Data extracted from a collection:

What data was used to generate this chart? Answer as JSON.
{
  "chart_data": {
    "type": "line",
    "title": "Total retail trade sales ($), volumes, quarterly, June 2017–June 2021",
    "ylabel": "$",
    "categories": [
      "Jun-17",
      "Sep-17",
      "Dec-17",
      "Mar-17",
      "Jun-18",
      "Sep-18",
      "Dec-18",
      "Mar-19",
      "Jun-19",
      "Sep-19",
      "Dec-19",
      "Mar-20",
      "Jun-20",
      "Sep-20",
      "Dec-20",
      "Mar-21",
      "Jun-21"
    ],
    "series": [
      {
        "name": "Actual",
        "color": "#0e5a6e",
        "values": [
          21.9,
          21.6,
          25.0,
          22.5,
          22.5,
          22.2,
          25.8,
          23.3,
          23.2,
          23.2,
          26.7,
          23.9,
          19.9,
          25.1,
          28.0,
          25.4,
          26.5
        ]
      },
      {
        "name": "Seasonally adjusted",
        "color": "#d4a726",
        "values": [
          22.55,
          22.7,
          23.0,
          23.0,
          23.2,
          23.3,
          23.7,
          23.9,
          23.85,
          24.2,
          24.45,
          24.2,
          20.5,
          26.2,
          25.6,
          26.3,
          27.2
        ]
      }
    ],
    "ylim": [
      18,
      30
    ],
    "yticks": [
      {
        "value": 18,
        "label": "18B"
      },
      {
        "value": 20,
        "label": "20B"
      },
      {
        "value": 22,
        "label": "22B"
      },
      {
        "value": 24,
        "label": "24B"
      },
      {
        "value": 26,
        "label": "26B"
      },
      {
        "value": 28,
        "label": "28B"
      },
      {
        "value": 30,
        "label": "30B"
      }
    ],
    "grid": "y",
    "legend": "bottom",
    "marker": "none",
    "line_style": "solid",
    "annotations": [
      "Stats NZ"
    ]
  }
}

- EXERCISE:
Repeat the data above exactly.

- FINAL ANSWER:
What data was used to generate this chart? Answer as JSON.
{
  "chart_data": {
    "type": "line",
    "title": "Total retail trade sales ($), volumes, quarterly, June 2017–June 2021",
    "ylabel": "$",
    "categories": [
      "Jun-17",
      "Sep-17",
      "Dec-17",
      "Mar-17",
      "Jun-18",
      "Sep-18",
      "Dec-18",
      "Mar-19",
      "Jun-19",
      "Sep-19",
      "Dec-19",
      "Mar-20",
      "Jun-20",
      "Sep-20",
      "Dec-20",
      "Mar-21",
      "Jun-21"
    ],
    "series": [
      {
        "name": "Actual",
        "color": "#0e5a6e",
        "values": [
          21.9,
          21.6,
          25.0,
          22.5,
          22.5,
          22.2,
          25.8,
          23.3,
          23.2,
          23.2,
          26.7,
          23.9,
          19.9,
          25.1,
          28.0,
          25.4,
          26.5
        ]
      },
      {
        "name": "Seasonally adjusted",
        "color": "#d4a726",
        "values": [
          22.55,
          22.7,
          23.0,
          23.0,
          23.2,
          23.3,
          23.7,
          23.9,
          23.85,
          24.2,
          24.45,
          24.2,
          20.5,
          26.2,
          25.6,
          26.3,
          27.2
        ]
      }
    ],
    "ylim": [
      18,
      30
    ],
    "yticks": [
      {
        "value": 18,
        "label": "18B"
      },
      {
        "value": 20,
        "label": "20B"
      },
      {
        "value": 22,
        "label": "22B"
      },
      {
        "value": 24,
        "label": "24B"
      },
      {
        "value": 26,
        "label": "26B"
      },
      {
        "value": 28,
        "label": "28B"
      },
      {
        "value": 30,
        "label": "30B"
      }
    ],
    "grid": "y",
    "legend": "bottom",
    "marker": "none",
    "line_style": "solid",
    "annotations": [
      "Stats NZ"
    ]
  }
}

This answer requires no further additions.